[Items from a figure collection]
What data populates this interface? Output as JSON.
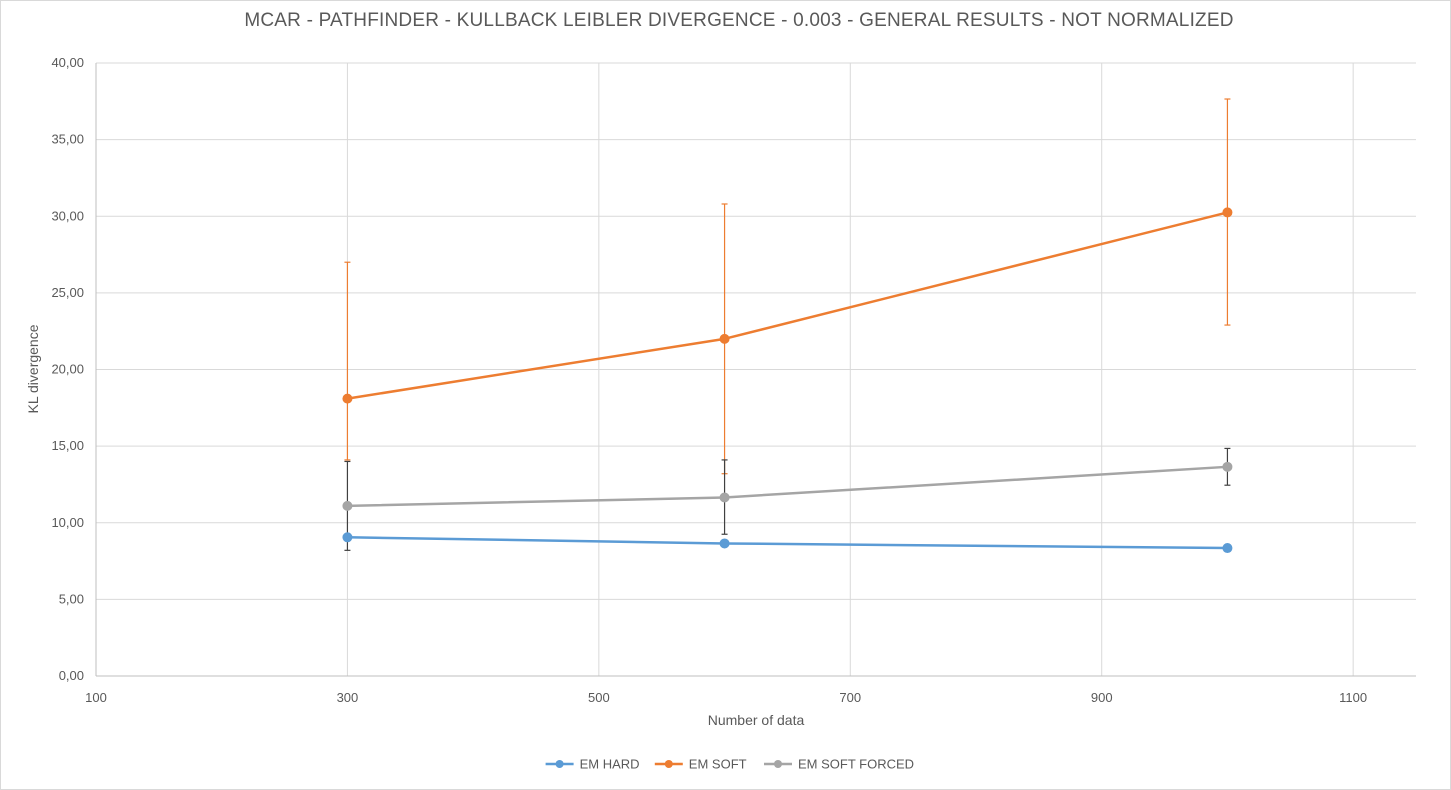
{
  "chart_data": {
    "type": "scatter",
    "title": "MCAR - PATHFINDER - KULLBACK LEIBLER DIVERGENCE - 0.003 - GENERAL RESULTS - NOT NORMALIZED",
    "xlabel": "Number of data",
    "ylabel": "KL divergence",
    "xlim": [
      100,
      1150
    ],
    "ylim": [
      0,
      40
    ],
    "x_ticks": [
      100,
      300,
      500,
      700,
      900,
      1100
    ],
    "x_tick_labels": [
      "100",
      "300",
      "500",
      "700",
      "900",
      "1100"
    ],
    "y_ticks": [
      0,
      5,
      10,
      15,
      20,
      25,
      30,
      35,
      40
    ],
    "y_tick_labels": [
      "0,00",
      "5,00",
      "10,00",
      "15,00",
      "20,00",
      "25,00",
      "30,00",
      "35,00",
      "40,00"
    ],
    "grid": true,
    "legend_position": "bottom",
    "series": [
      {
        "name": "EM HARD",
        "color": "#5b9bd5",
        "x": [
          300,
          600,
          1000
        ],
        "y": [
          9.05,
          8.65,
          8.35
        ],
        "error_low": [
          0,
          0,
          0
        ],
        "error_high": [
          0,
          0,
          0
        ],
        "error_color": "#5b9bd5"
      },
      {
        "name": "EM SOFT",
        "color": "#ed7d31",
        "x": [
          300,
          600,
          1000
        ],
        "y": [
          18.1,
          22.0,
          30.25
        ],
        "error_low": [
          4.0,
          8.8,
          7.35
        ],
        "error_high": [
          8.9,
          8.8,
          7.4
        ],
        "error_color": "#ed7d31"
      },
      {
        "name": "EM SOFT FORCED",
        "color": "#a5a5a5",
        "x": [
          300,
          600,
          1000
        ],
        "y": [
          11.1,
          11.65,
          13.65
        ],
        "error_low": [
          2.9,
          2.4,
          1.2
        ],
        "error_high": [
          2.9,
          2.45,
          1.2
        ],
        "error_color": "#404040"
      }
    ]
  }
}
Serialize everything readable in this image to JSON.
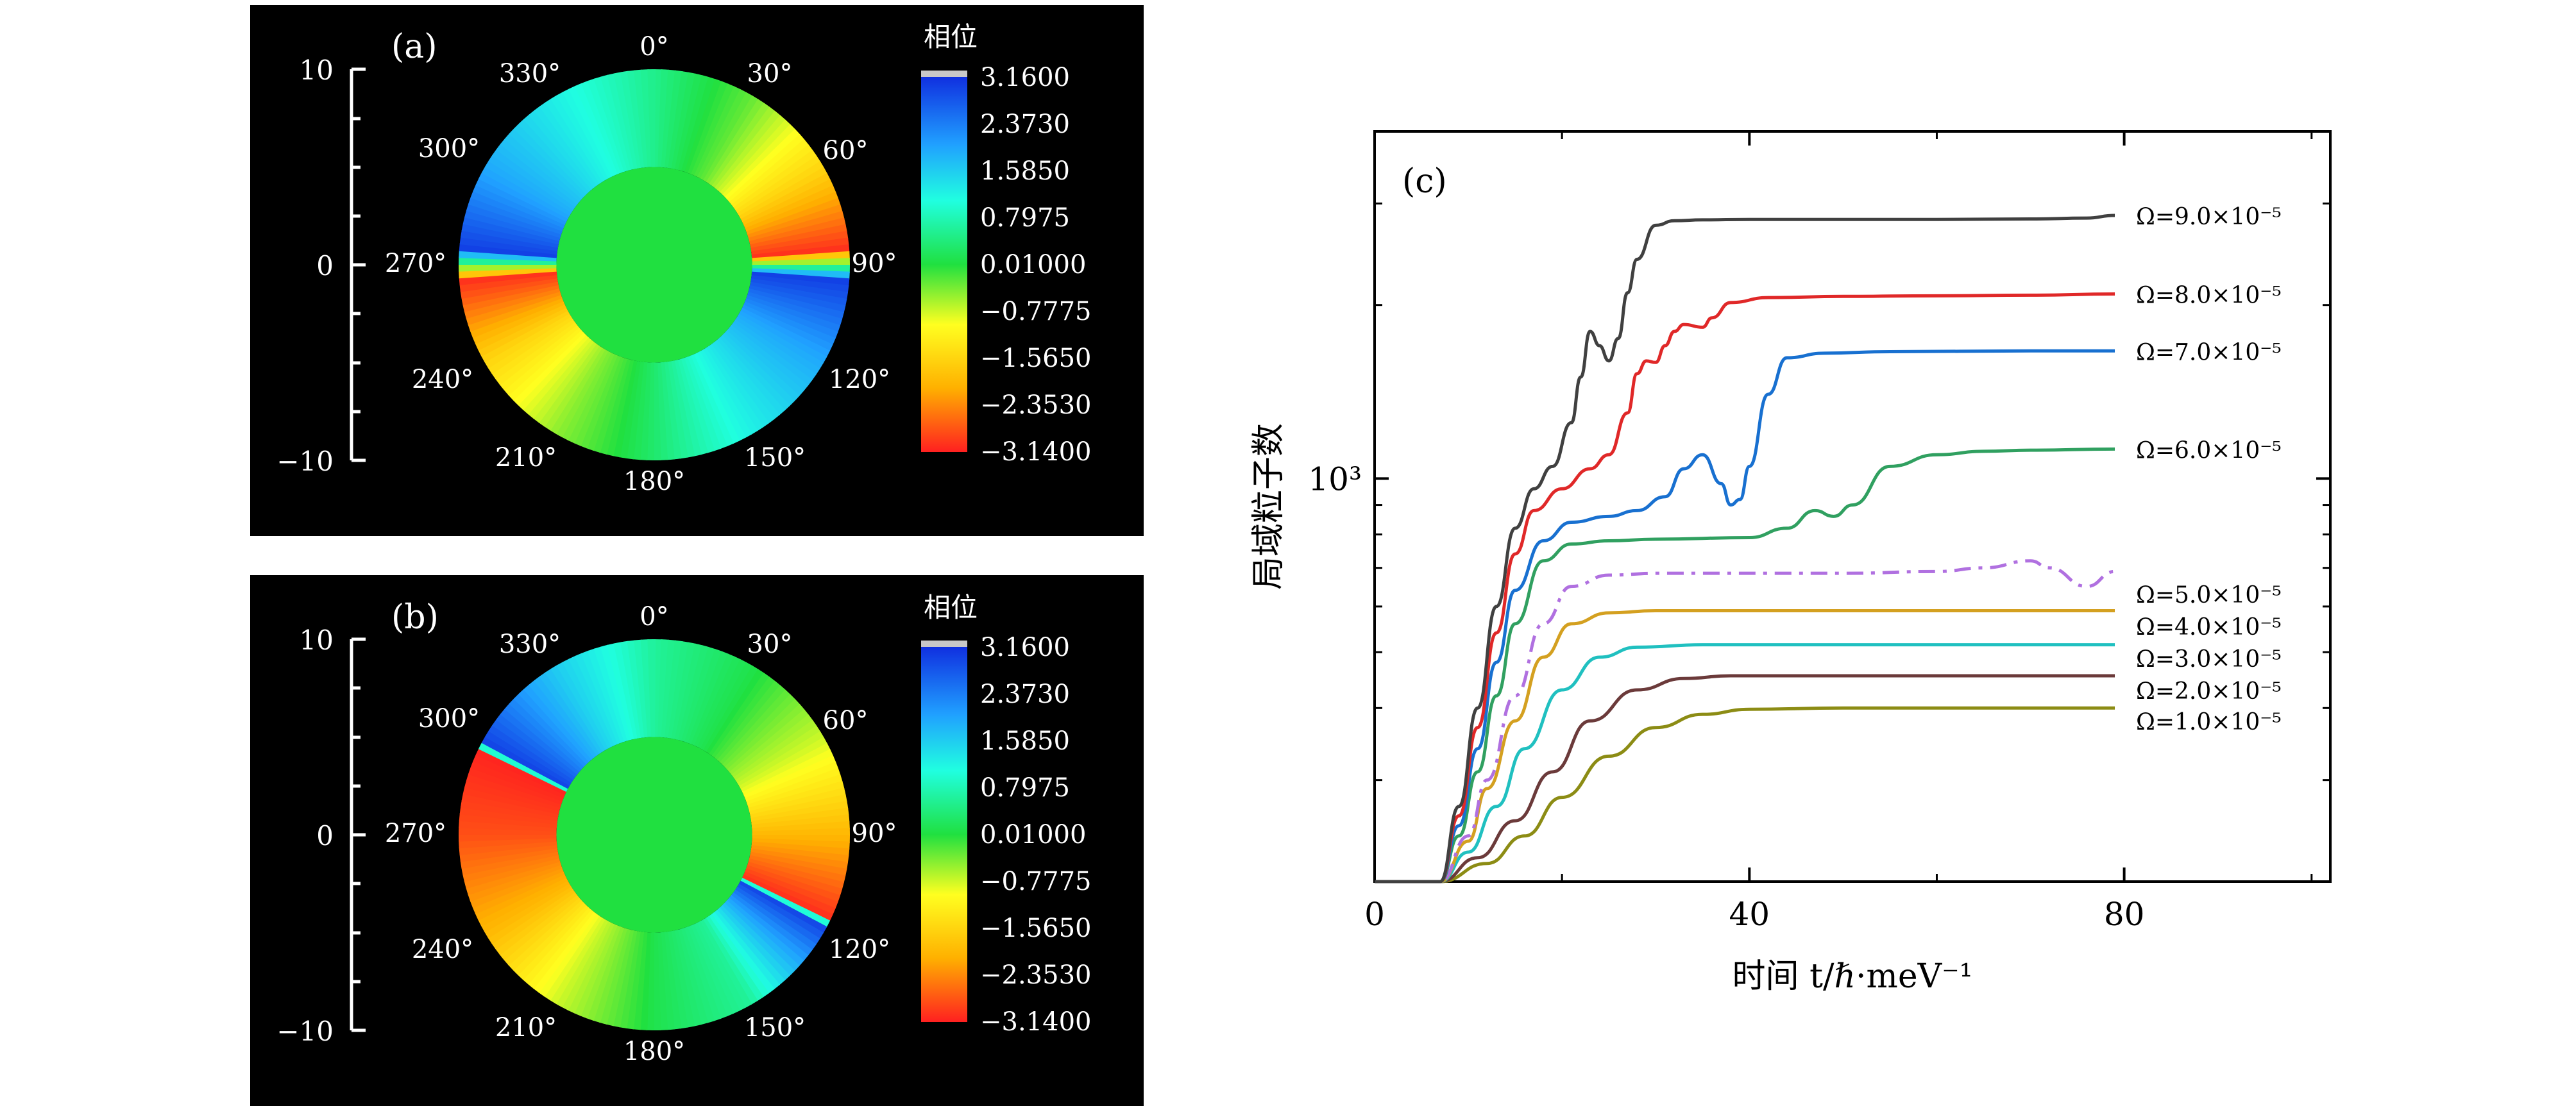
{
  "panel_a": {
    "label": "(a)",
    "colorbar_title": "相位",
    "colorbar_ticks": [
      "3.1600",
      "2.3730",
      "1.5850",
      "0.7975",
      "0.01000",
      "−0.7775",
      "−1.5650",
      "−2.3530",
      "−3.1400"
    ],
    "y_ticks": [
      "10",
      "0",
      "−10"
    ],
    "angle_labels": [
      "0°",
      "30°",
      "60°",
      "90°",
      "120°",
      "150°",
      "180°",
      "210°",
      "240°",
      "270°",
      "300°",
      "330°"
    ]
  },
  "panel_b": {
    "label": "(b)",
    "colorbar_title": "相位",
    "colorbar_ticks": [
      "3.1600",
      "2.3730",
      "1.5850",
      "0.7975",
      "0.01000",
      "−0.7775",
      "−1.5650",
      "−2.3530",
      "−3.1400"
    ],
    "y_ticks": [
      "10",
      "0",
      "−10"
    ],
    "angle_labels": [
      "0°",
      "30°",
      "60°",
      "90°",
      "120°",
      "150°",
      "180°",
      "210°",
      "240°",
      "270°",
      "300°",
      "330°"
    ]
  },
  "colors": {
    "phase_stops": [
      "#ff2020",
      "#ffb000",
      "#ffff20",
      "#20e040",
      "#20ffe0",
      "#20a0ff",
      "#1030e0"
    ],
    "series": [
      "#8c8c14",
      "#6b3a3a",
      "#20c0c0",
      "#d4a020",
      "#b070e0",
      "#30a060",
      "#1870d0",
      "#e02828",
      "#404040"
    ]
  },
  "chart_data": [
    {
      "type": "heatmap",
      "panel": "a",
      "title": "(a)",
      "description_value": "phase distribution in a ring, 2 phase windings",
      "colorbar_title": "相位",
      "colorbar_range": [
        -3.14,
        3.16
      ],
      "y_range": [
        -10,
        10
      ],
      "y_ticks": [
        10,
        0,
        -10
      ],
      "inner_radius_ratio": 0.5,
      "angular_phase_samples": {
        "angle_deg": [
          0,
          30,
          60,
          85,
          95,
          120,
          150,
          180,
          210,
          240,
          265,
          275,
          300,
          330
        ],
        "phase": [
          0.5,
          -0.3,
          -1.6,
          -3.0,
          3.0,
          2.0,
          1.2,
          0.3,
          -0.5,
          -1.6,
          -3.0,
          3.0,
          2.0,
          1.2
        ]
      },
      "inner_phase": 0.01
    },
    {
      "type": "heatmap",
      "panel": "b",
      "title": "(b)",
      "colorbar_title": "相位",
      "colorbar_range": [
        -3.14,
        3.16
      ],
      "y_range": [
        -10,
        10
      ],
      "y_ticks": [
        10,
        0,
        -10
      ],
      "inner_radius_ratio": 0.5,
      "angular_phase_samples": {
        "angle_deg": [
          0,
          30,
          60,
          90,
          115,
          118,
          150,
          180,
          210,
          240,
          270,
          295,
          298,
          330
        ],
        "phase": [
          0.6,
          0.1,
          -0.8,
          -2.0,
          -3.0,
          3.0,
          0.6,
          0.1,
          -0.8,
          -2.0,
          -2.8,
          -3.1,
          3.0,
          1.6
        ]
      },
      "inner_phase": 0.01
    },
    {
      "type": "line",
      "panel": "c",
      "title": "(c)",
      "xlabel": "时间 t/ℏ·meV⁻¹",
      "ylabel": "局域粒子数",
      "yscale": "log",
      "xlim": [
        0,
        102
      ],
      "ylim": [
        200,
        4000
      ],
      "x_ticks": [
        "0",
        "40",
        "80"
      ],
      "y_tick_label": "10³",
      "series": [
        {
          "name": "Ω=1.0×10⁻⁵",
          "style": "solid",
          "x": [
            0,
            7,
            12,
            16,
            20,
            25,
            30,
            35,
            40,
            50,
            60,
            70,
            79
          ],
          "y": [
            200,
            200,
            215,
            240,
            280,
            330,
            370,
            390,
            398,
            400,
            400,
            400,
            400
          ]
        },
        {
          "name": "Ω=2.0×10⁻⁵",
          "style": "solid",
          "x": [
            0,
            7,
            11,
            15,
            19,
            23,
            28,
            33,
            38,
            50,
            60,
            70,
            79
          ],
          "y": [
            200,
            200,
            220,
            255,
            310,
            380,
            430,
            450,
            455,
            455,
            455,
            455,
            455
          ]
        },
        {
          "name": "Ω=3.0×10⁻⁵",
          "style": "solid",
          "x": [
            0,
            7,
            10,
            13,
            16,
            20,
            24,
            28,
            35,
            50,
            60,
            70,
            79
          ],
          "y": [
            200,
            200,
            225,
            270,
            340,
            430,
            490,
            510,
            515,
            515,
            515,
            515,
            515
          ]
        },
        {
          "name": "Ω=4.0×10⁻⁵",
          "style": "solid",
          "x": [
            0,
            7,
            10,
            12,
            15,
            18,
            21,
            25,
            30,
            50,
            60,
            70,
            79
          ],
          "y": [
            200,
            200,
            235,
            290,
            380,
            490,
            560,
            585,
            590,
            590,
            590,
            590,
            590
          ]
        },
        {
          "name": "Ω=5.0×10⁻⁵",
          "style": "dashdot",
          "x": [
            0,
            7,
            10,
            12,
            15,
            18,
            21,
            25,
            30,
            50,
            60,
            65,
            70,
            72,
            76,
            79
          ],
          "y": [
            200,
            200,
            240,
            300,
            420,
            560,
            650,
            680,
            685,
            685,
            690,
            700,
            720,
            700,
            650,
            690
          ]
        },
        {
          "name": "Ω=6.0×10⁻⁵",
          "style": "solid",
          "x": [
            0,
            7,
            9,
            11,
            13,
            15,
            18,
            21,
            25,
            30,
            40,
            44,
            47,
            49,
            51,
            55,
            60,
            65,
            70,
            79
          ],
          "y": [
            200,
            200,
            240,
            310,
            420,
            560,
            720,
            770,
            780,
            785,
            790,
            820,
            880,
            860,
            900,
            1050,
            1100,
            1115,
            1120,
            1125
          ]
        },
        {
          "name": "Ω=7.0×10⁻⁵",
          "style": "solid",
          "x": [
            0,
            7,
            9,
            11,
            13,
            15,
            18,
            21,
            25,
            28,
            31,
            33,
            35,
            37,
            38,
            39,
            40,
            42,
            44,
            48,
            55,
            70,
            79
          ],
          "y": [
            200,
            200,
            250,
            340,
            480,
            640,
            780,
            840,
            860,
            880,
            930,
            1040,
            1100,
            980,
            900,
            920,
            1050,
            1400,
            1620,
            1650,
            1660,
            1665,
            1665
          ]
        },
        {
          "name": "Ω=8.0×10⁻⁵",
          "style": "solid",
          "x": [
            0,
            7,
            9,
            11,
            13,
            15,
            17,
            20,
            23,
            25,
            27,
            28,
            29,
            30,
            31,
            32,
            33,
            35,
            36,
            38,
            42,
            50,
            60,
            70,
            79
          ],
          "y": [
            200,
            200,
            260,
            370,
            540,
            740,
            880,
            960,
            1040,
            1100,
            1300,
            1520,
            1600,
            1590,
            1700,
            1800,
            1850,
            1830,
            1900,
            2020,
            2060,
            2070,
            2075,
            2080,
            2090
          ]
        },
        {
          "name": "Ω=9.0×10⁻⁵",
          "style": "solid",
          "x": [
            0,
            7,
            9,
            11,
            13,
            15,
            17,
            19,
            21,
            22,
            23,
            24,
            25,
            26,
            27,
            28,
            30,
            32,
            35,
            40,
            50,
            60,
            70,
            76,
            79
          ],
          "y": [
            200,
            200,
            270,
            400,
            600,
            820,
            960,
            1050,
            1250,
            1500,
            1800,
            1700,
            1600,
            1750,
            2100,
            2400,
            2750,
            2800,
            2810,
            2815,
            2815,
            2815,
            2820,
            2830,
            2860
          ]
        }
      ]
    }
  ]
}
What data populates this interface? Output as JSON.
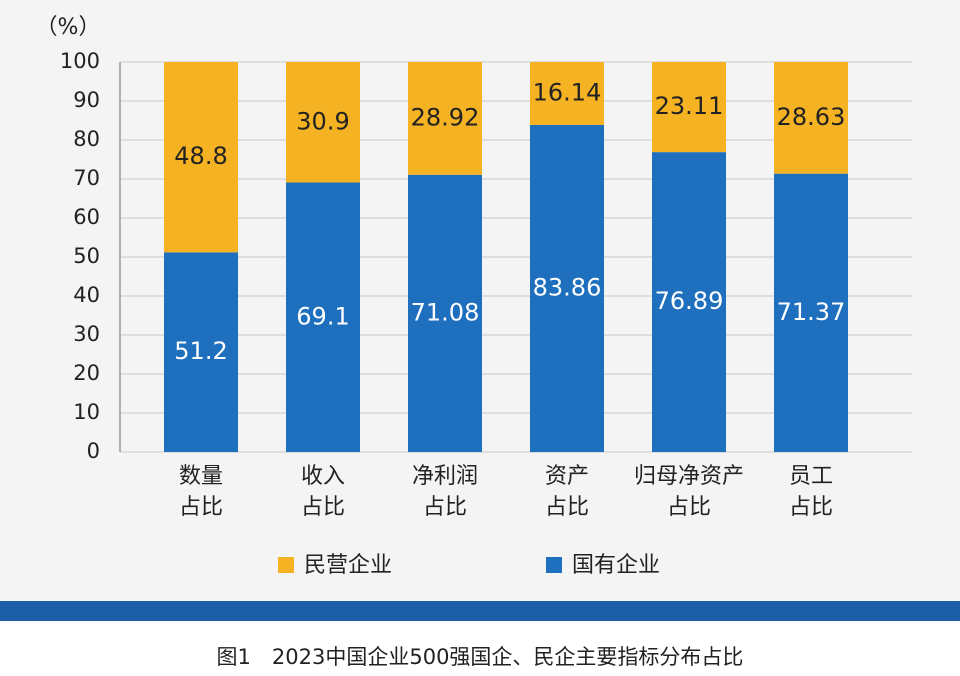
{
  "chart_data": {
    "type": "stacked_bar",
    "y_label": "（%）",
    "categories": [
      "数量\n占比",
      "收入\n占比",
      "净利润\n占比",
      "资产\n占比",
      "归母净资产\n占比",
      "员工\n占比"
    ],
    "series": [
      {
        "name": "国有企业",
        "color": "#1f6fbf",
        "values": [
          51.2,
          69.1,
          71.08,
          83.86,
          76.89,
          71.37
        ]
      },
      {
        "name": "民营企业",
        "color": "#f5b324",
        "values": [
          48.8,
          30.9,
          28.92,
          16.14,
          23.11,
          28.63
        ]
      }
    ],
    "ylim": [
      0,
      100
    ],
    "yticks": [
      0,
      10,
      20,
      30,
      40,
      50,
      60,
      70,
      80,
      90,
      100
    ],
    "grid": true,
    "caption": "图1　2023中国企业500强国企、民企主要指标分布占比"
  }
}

### Set problem
Out of the material above, select every line that holds the string "xlabel".

### Written answer
    "xlabel": "Number of data",
      "xlabel": "时间 t/ℏ·meV⁻¹",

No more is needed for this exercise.